Your goal
Would you retype all of these records exactly?

Data records:
══════════
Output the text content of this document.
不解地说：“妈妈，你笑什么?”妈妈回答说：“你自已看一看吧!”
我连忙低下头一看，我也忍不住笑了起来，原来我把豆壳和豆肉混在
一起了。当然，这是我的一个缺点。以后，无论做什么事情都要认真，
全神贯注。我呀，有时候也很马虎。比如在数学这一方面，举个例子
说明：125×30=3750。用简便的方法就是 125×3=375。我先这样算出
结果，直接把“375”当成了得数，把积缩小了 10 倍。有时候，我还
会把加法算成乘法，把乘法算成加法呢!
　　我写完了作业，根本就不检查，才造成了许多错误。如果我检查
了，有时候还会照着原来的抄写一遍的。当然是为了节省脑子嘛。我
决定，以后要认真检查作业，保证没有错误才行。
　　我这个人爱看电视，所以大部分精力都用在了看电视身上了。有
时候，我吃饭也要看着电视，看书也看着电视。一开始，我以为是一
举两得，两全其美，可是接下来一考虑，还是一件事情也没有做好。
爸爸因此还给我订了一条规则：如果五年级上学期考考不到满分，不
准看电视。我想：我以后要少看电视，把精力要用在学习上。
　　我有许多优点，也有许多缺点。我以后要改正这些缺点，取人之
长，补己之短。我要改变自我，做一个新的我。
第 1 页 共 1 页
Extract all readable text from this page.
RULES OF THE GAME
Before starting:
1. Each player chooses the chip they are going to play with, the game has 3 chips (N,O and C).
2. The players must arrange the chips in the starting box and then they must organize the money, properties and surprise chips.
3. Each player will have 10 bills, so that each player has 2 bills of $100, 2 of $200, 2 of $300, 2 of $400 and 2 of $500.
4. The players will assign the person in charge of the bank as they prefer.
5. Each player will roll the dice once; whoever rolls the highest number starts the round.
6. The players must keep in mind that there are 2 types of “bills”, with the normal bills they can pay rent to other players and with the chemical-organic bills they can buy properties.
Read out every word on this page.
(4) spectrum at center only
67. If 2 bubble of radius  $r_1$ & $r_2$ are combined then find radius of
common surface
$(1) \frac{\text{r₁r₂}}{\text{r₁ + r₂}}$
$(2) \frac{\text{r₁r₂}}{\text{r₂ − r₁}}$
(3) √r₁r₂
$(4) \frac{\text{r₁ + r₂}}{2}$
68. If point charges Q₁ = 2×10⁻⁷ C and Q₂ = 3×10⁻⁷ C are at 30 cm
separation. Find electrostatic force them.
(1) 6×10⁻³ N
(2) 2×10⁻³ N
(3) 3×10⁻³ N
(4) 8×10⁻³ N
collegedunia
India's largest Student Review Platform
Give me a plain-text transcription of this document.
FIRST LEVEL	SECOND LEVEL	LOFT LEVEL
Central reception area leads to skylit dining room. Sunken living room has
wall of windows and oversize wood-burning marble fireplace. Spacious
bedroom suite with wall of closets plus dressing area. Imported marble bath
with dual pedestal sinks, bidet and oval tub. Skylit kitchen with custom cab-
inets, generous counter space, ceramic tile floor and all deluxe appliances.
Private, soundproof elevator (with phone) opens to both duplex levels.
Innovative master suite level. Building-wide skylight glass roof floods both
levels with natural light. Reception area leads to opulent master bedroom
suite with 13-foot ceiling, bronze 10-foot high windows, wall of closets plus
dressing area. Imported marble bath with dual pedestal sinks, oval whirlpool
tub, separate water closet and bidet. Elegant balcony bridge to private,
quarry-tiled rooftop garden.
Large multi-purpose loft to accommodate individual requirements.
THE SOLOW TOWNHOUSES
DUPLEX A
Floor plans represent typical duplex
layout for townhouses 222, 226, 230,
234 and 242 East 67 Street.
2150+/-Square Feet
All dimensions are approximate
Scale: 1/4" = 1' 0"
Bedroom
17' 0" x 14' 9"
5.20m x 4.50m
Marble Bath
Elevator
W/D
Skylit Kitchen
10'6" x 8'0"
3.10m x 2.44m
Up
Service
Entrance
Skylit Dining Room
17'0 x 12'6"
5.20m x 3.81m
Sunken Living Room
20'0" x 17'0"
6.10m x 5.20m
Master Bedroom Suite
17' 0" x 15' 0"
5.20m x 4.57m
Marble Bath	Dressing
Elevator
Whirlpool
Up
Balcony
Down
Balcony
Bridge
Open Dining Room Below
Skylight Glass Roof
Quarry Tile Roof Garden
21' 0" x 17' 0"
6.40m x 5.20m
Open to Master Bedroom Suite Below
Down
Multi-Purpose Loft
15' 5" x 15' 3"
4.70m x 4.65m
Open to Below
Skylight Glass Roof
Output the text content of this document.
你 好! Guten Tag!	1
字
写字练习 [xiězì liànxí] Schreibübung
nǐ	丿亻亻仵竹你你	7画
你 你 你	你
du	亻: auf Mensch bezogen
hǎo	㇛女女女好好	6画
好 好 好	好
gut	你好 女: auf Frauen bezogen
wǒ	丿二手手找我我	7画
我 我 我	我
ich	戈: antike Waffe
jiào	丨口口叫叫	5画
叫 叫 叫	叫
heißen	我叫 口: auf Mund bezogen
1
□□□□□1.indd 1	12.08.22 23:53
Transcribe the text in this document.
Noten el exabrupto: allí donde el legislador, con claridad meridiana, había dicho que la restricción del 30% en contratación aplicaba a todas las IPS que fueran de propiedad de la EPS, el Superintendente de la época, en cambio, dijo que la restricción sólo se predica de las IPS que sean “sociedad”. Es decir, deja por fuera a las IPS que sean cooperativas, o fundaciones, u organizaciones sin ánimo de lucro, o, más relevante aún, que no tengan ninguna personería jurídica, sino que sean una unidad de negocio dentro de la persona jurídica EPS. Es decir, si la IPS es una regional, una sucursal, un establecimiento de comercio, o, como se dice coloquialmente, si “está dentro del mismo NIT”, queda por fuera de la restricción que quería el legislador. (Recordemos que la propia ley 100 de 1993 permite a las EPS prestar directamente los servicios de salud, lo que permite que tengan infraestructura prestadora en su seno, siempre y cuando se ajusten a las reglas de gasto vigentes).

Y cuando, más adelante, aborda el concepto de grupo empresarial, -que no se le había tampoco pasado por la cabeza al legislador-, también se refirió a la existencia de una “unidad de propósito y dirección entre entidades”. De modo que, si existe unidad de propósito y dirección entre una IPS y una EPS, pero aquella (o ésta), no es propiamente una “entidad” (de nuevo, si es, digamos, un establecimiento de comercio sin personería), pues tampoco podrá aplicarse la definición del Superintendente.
══════════
Finished task
Output the text content of this document.
不解地说：“妈妈，你笑什么?”妈妈回答说：“你自已看一看吧!”
我连忙低下头一看，我也忍不住笑了起来，原来我把豆壳和豆肉混在
一起了。当然，这是我的一个缺点。以后，无论做什么事情都要认真，
全神贯注。我呀，有时候也很马虎。比如在数学这一方面，举个例子
说明：125×30=3750。用简便的方法就是 125×3=375。我先这样算出
结果，直接把“375”当成了得数，把积缩小了 10 倍。有时候，我还
会把加法算成乘法，把乘法算成加法呢!
　　我写完了作业，根本就不检查，才造成了许多错误。如果我检查
了，有时候还会照着原来的抄写一遍的。当然是为了节省脑子嘛。我
决定，以后要认真检查作业，保证没有错误才行。
　　我这个人爱看电视，所以大部分精力都用在了看电视身上了。有
时候，我吃饭也要看着电视，看书也看着电视。一开始，我以为是一
举两得，两全其美，可是接下来一考虑，还是一件事情也没有做好。
爸爸因此还给我订了一条规则：如果五年级上学期考考不到满分，不
准看电视。我想：我以后要少看电视，把精力要用在学习上。
　　我有许多优点，也有许多缺点。我以后要改正这些缺点，取人之
长，补己之短。我要改变自我，做一个新的我。
第 1 页 共 1 页
Extract all readable text from this page.
RULES OF THE GAME
Before starting:
1. Each player chooses the chip they are going to play with, the game has 3 chips (N,O and C).
2. The players must arrange the chips in the starting box and then they must organize the money, properties and surprise chips.
3. Each player will have 10 bills, so that each player has 2 bills of $100, 2 of $200, 2 of $300, 2 of $400 and 2 of $500.
4. The players will assign the person in charge of the bank as they prefer.
5. Each player will roll the dice once; whoever rolls the highest number starts the round.
6. The players must keep in mind that there are 2 types of “bills”, with the normal bills they can pay rent to other players and with the chemical-organic bills they can buy properties.
Read out every word on this page.
(4) spectrum at center only
67. If 2 bubble of radius  $r_1$ & $r_2$ are combined then find radius of
common surface
$(1) \frac{\text{r₁r₂}}{\text{r₁ + r₂}}$
$(2) \frac{\text{r₁r₂}}{\text{r₂ − r₁}}$
(3) √r₁r₂
$(4) \frac{\text{r₁ + r₂}}{2}$
68. If point charges Q₁ = 2×10⁻⁷ C and Q₂ = 3×10⁻⁷ C are at 30 cm
separation. Find electrostatic force them.
(1) 6×10⁻³ N
(2) 2×10⁻³ N
(3) 3×10⁻³ N
(4) 8×10⁻³ N
collegedunia
India's largest Student Review Platform
Give me a plain-text transcription of this document.
FIRST LEVEL	SECOND LEVEL	LOFT LEVEL
Central reception area leads to skylit dining room. Sunken living room has
wall of windows and oversize wood-burning marble fireplace. Spacious
bedroom suite with wall of closets plus dressing area. Imported marble bath
with dual pedestal sinks, bidet and oval tub. Skylit kitchen with custom cab-
inets, generous counter space, ceramic tile floor and all deluxe appliances.
Private, soundproof elevator (with phone) opens to both duplex levels.
Innovative master suite level. Building-wide skylight glass roof floods both
levels with natural light. Reception area leads to opulent master bedroom
suite with 13-foot ceiling, bronze 10-foot high windows, wall of closets plus
dressing area. Imported marble bath with dual pedestal sinks, oval whirlpool
tub, separate water closet and bidet. Elegant balcony bridge to private,
quarry-tiled rooftop garden.
Large multi-purpose loft to accommodate individual requirements.
THE SOLOW TOWNHOUSES
DUPLEX A
Floor plans represent typical duplex
layout for townhouses 222, 226, 230,
234 and 242 East 67 Street.
2150+/-Square Feet
All dimensions are approximate
Scale: 1/4" = 1' 0"
Bedroom
17' 0" x 14' 9"
5.20m x 4.50m
Marble Bath
Elevator
W/D
Skylit Kitchen
10'6" x 8'0"
3.10m x 2.44m
Up
Service
Entrance
Skylit Dining Room
17'0 x 12'6"
5.20m x 3.81m
Sunken Living Room
20'0" x 17'0"
6.10m x 5.20m
Master Bedroom Suite
17' 0" x 15' 0"
5.20m x 4.57m
Marble Bath	Dressing
Elevator
Whirlpool
Up
Balcony
Down
Balcony
Bridge
Open Dining Room Below
Skylight Glass Roof
Quarry Tile Roof Garden
21' 0" x 17' 0"
6.40m x 5.20m
Open to Master Bedroom Suite Below
Down
Multi-Purpose Loft
15' 5" x 15' 3"
4.70m x 4.65m
Open to Below
Skylight Glass Roof
Output the text content of this document.
你 好! Guten Tag!	1
字
写字练习 [xiězì liànxí] Schreibübung
nǐ	丿亻亻仵竹你你	7画
你 你 你	你
du	亻: auf Mensch bezogen
hǎo	㇛女女女好好	6画
好 好 好	好
gut	你好 女: auf Frauen bezogen
wǒ	丿二手手找我我	7画
我 我 我	我
ich	戈: antike Waffe
jiào	丨口口叫叫	5画
叫 叫 叫	叫
heißen	我叫 口: auf Mund bezogen
1
□□□□□1.indd 1	12.08.22 23:53
Transcribe the text in this document.
Noten el exabrupto: allí donde el legislador, con claridad meridiana, había dicho que la restricción del 30% en contratación aplicaba a todas las IPS que fueran de propiedad de la EPS, el Superintendente de la época, en cambio, dijo que la restricción sólo se predica de las IPS que sean “sociedad”. Es decir, deja por fuera a las IPS que sean cooperativas, o fundaciones, u organizaciones sin ánimo de lucro, o, más relevante aún, que no tengan ninguna personería jurídica, sino que sean una unidad de negocio dentro de la persona jurídica EPS. Es decir, si la IPS es una regional, una sucursal, un establecimiento de comercio, o, como se dice coloquialmente, si “está dentro del mismo NIT”, queda por fuera de la restricción que quería el legislador. (Recordemos que la propia ley 100 de 1993 permite a las EPS prestar directamente los servicios de salud, lo que permite que tengan infraestructura prestadora en su seno, siempre y cuando se ajusten a las reglas de gasto vigentes).

Y cuando, más adelante, aborda el concepto de grupo empresarial, -que no se le había tampoco pasado por la cabeza al legislador-, también se refirió a la existencia de una “unidad de propósito y dirección entre entidades”. De modo que, si existe unidad de propósito y dirección entre una IPS y una EPS, pero aquella (o ésta), no es propiamente una “entidad” (de nuevo, si es, digamos, un establecimiento de comercio sin personería), pues tampoco podrá aplicarse la definición del Superintendente.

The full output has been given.